• [WHAT THE TASK ASKS]: Copy out the whole listing exactly as written, leaving the pictures behind.

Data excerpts
— start —
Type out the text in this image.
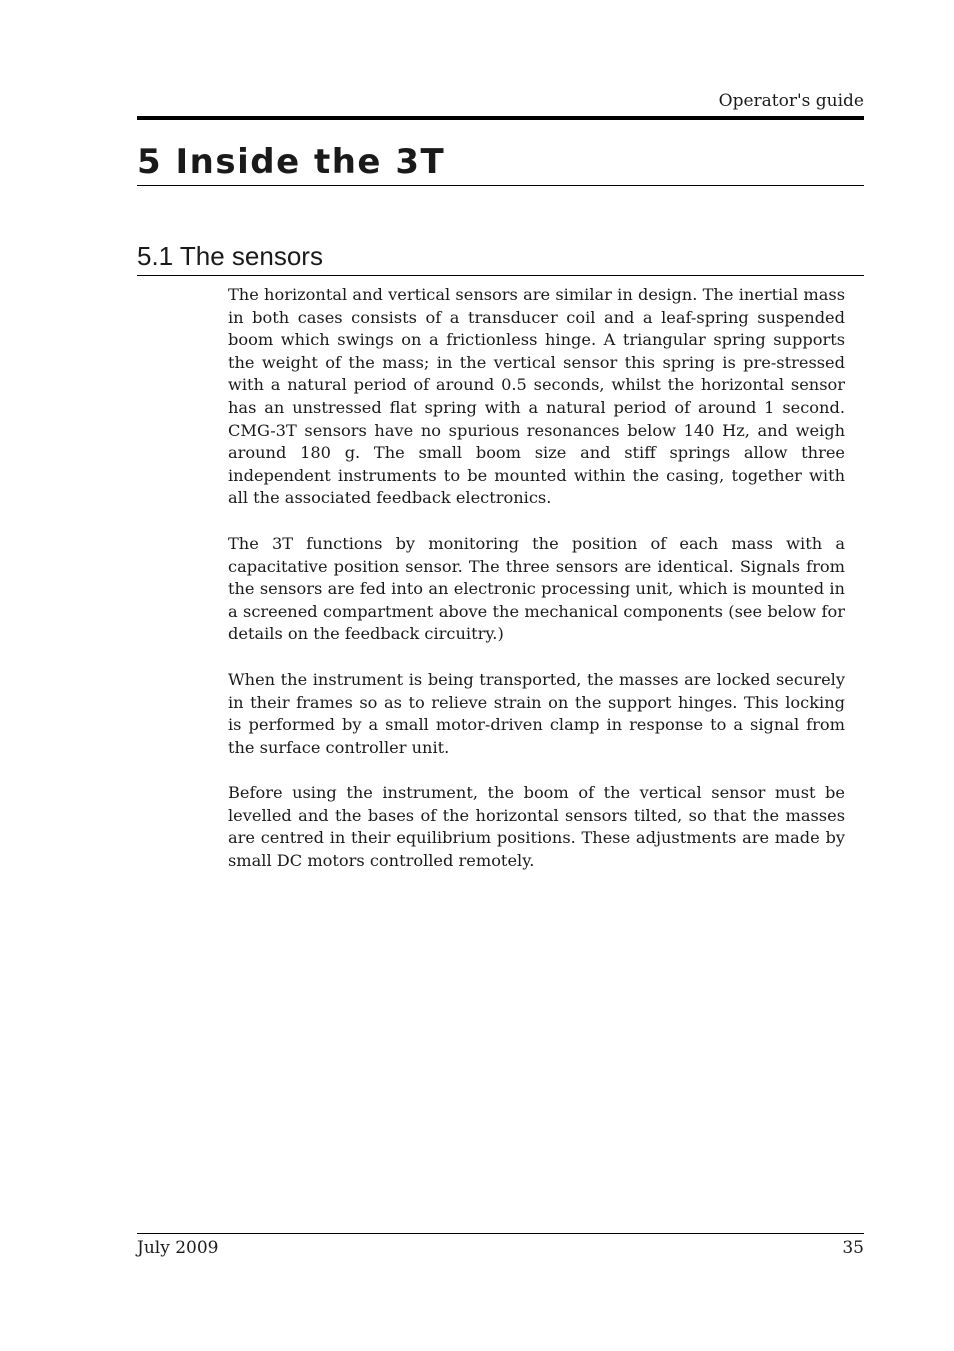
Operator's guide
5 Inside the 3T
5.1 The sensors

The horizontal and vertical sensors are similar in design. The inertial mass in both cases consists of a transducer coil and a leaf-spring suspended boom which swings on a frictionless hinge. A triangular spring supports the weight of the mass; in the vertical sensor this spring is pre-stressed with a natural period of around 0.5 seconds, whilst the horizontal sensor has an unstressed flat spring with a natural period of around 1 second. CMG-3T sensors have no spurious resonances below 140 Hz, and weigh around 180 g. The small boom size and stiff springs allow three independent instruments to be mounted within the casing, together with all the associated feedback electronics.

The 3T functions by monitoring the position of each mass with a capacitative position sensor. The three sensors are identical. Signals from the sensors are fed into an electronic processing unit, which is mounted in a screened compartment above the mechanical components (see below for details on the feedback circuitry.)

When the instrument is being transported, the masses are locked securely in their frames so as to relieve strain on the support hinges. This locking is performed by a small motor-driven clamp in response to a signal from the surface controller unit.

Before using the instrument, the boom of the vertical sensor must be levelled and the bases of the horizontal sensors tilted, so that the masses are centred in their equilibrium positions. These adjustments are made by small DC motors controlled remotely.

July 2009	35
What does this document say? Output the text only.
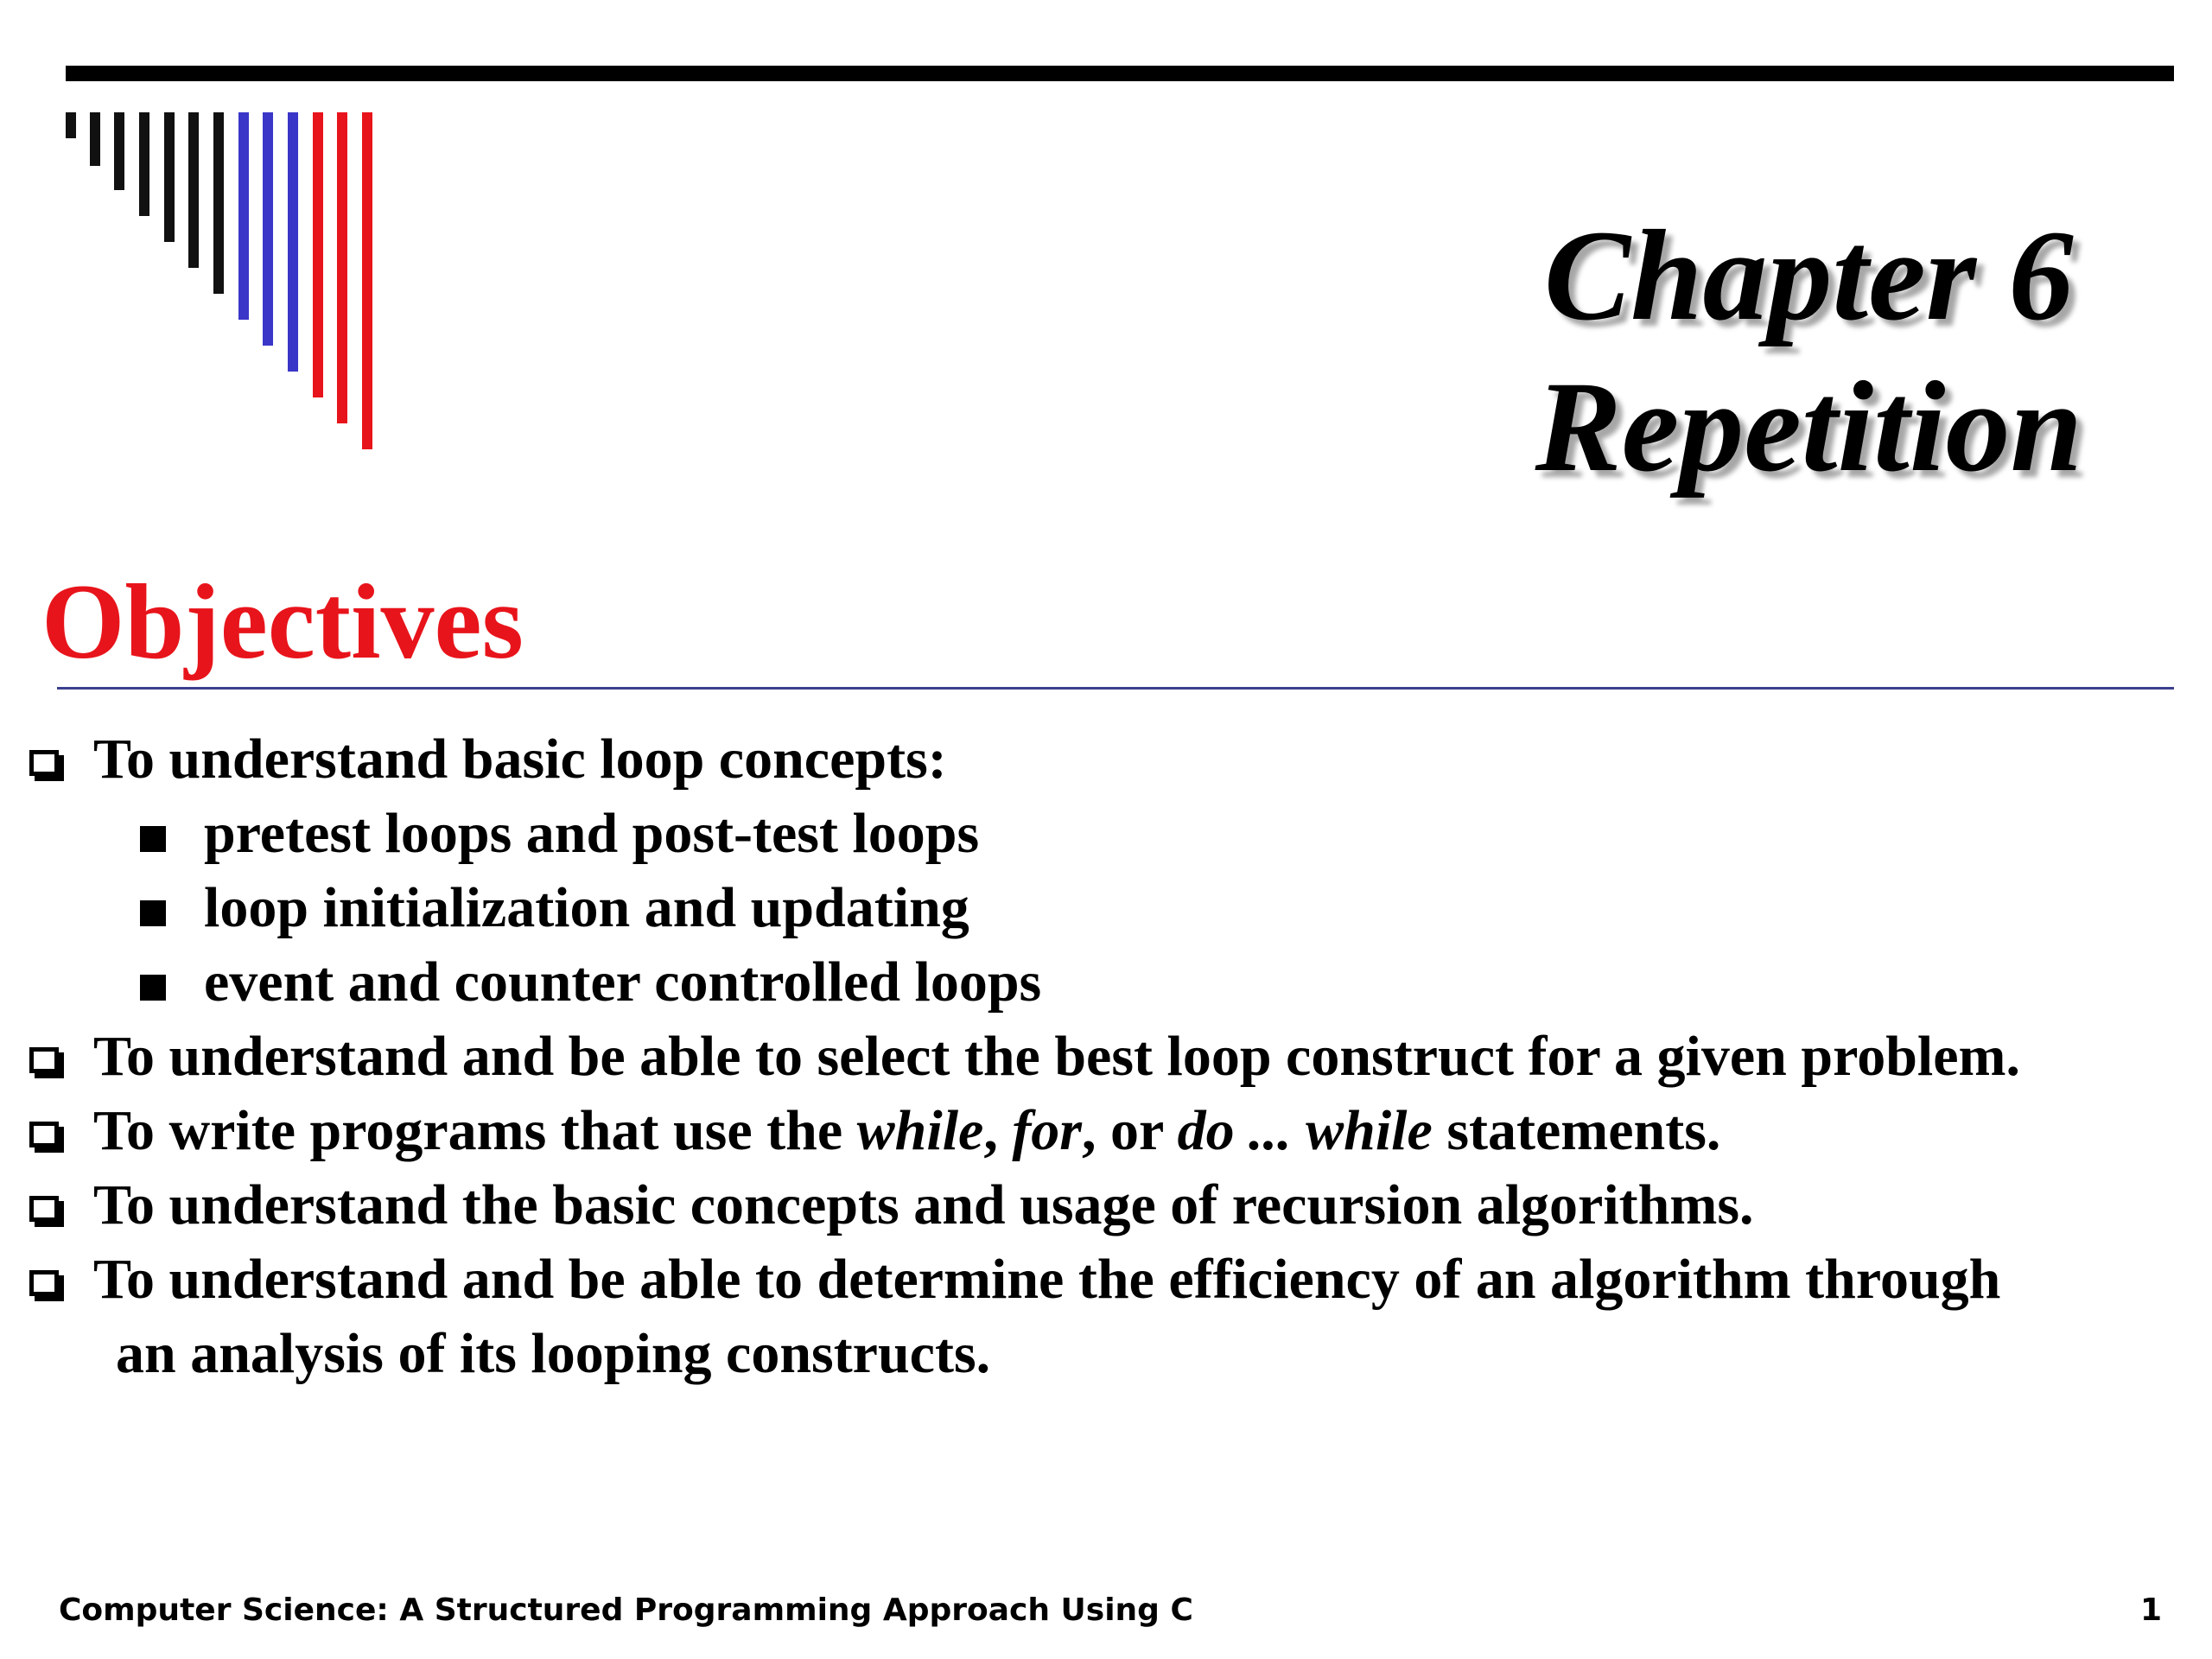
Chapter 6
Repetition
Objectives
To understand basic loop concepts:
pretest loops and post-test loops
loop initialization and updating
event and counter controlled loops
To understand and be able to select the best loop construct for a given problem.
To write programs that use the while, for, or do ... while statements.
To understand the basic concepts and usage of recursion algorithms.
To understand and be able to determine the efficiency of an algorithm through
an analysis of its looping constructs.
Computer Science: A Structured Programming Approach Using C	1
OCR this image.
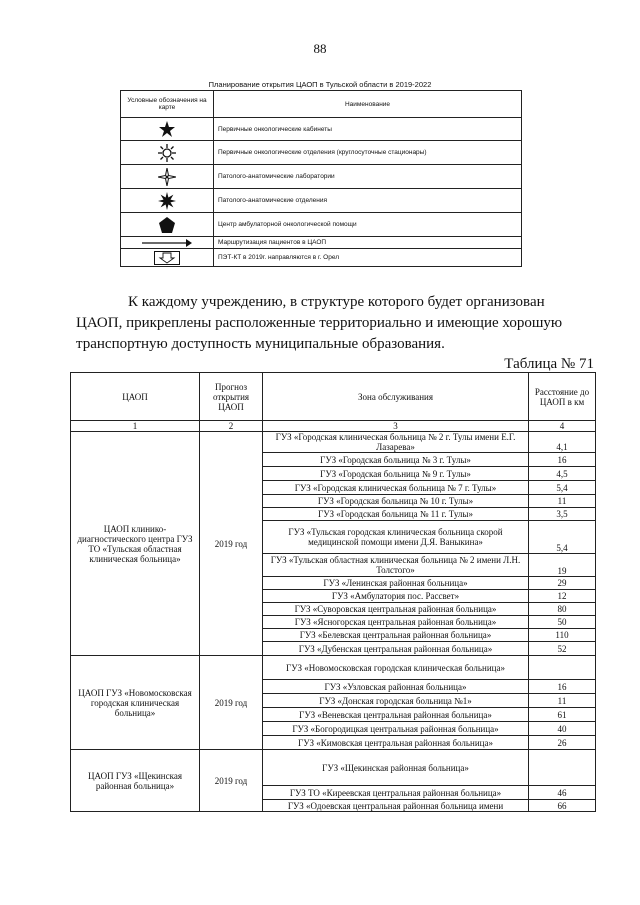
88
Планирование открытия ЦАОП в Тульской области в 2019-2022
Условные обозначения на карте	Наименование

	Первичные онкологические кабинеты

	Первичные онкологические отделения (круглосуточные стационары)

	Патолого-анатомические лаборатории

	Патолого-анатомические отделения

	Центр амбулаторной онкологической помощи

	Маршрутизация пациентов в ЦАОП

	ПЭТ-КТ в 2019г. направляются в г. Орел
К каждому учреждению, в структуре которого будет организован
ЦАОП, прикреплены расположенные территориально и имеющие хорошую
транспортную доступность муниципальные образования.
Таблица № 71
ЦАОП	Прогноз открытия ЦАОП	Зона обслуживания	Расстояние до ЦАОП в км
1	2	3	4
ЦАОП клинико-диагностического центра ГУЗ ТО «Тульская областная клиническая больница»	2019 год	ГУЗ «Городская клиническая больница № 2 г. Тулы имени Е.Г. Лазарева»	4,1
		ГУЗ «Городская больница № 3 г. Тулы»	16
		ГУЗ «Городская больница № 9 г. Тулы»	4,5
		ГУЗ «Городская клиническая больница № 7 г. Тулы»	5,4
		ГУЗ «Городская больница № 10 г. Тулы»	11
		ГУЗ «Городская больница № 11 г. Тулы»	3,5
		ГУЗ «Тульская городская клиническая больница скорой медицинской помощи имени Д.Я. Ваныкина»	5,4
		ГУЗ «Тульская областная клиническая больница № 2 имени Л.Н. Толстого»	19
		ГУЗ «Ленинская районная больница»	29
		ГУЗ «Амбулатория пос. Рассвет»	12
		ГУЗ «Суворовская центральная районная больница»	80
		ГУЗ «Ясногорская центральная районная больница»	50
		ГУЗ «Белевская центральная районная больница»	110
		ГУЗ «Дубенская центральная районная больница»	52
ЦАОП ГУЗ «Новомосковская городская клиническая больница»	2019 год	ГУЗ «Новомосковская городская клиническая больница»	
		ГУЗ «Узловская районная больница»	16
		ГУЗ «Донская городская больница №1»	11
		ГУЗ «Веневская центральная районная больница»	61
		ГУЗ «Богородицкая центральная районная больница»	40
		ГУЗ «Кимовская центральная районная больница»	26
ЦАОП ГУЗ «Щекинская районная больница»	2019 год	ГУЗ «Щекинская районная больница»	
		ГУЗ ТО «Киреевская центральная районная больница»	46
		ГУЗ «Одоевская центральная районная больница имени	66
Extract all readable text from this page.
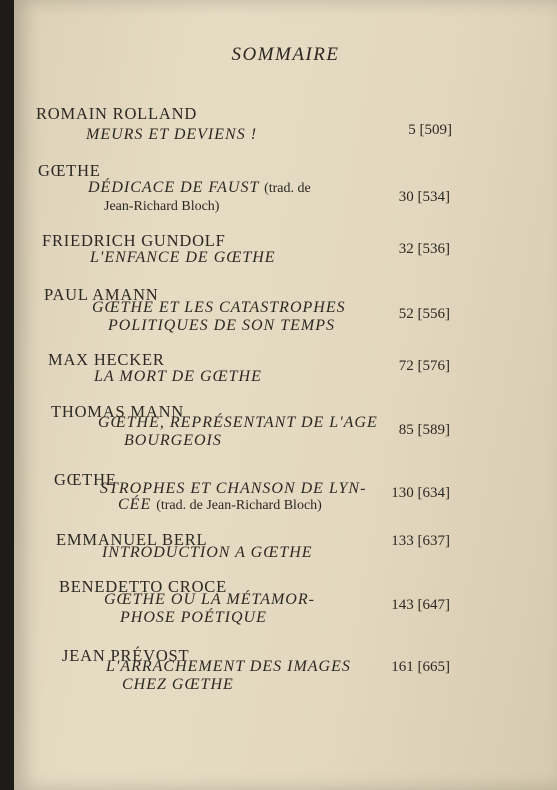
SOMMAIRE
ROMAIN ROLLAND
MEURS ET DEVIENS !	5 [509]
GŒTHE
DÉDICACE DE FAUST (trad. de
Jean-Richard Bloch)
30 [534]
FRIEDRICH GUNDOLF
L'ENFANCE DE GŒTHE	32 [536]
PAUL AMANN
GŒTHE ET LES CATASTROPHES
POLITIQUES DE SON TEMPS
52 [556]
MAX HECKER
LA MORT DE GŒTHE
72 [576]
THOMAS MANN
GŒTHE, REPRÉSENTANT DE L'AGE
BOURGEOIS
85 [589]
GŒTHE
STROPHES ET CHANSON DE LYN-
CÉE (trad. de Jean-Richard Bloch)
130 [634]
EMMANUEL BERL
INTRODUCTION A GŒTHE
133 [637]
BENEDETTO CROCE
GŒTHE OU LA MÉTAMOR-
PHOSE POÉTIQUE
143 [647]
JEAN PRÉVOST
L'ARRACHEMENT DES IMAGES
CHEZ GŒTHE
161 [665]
— end —
• [SOLUTION FOR THIS TASK]:
Type out the text in this image.
Operator's guide
5 Inside the 3T
5.1 The sensors

The horizontal and vertical sensors are similar in design. The inertial mass in both cases consists of a transducer coil and a leaf-spring suspended boom which swings on a frictionless hinge. A triangular spring supports the weight of the mass; in the vertical sensor this spring is pre-stressed with a natural period of around 0.5 seconds, whilst the horizontal sensor has an unstressed flat spring with a natural period of around 1 second. CMG-3T sensors have no spurious resonances below 140 Hz, and weigh around 180 g. The small boom size and stiff springs allow three independent instruments to be mounted within the casing, together with all the associated feedback electronics.

The 3T functions by monitoring the position of each mass with a capacitative position sensor. The three sensors are identical. Signals from the sensors are fed into an electronic processing unit, which is mounted in a screened compartment above the mechanical components (see below for details on the feedback circuitry.)

When the instrument is being transported, the masses are locked securely in their frames so as to relieve strain on the support hinges. This locking is performed by a small motor-driven clamp in response to a signal from the surface controller unit.

Before using the instrument, the boom of the vertical sensor must be levelled and the bases of the horizontal sensors tilted, so that the masses are centred in their equilibrium positions. These adjustments are made by small DC motors controlled remotely.

July 2009	35
What does this document say? Output the text only.
Chapter 6
Repetition
Objectives
To understand basic loop concepts:
pretest loops and post-test loops
loop initialization and updating
event and counter controlled loops
To understand and be able to select the best loop construct for a given problem.
To write programs that use the while, for, or do ... while statements.
To understand the basic concepts and usage of recursion algorithms.
To understand and be able to determine the efficiency of an algorithm through
an analysis of its looping constructs.
Computer Science: A Structured Programming Approach Using C	1
OCR this image.
88
Планирование открытия ЦАОП в Тульской области в 2019-2022
Условные обозначения на карте	Наименование

	Первичные онкологические кабинеты

	Первичные онкологические отделения (круглосуточные стационары)

	Патолого-анатомические лаборатории

	Патолого-анатомические отделения

	Центр амбулаторной онкологической помощи

	Маршрутизация пациентов в ЦАОП

	ПЭТ-КТ в 2019г. направляются в г. Орел
К каждому учреждению, в структуре которого будет организован
ЦАОП, прикреплены расположенные территориально и имеющие хорошую
транспортную доступность муниципальные образования.
Таблица № 71
ЦАОП	Прогноз открытия ЦАОП	Зона обслуживания	Расстояние до ЦАОП в км
1	2	3	4
ЦАОП клинико-диагностического центра ГУЗ ТО «Тульская областная клиническая больница»	2019 год	ГУЗ «Городская клиническая больница № 2 г. Тулы имени Е.Г. Лазарева»	4,1
		ГУЗ «Городская больница № 3 г. Тулы»	16
		ГУЗ «Городская больница № 9 г. Тулы»	4,5
		ГУЗ «Городская клиническая больница № 7 г. Тулы»	5,4
		ГУЗ «Городская больница № 10 г. Тулы»	11
		ГУЗ «Городская больница № 11 г. Тулы»	3,5
		ГУЗ «Тульская городская клиническая больница скорой медицинской помощи имени Д.Я. Ваныкина»	5,4
		ГУЗ «Тульская областная клиническая больница № 2 имени Л.Н. Толстого»	19
		ГУЗ «Ленинская районная больница»	29
		ГУЗ «Амбулатория пос. Рассвет»	12
		ГУЗ «Суворовская центральная районная больница»	80
		ГУЗ «Ясногорская центральная районная больница»	50
		ГУЗ «Белевская центральная районная больница»	110
		ГУЗ «Дубенская центральная районная больница»	52
ЦАОП ГУЗ «Новомосковская городская клиническая больница»	2019 год	ГУЗ «Новомосковская городская клиническая больница»	
		ГУЗ «Узловская районная больница»	16
		ГУЗ «Донская городская больница №1»	11
		ГУЗ «Веневская центральная районная больница»	61
		ГУЗ «Богородицкая центральная районная больница»	40
		ГУЗ «Кимовская центральная районная больница»	26
ЦАОП ГУЗ «Щекинская районная больница»	2019 год	ГУЗ «Щекинская районная больница»	
		ГУЗ ТО «Киреевская центральная районная больница»	46
		ГУЗ «Одоевская центральная районная больница имени	66
Extract all readable text from this page.
SOMMAIRE
ROMAIN ROLLAND
MEURS ET DEVIENS !	5 [509]
GŒTHE
DÉDICACE DE FAUST (trad. de
Jean-Richard Bloch)
30 [534]
FRIEDRICH GUNDOLF
L'ENFANCE DE GŒTHE	32 [536]
PAUL AMANN
GŒTHE ET LES CATASTROPHES
POLITIQUES DE SON TEMPS
52 [556]
MAX HECKER
LA MORT DE GŒTHE
72 [576]
THOMAS MANN
GŒTHE, REPRÉSENTANT DE L'AGE
BOURGEOIS
85 [589]
GŒTHE
STROPHES ET CHANSON DE LYN-
CÉE (trad. de Jean-Richard Bloch)
130 [634]
EMMANUEL BERL
INTRODUCTION A GŒTHE
133 [637]
BENEDETTO CROCE
GŒTHE OU LA MÉTAMOR-
PHOSE POÉTIQUE
143 [647]
JEAN PRÉVOST
L'ARRACHEMENT DES IMAGES
CHEZ GŒTHE
161 [665]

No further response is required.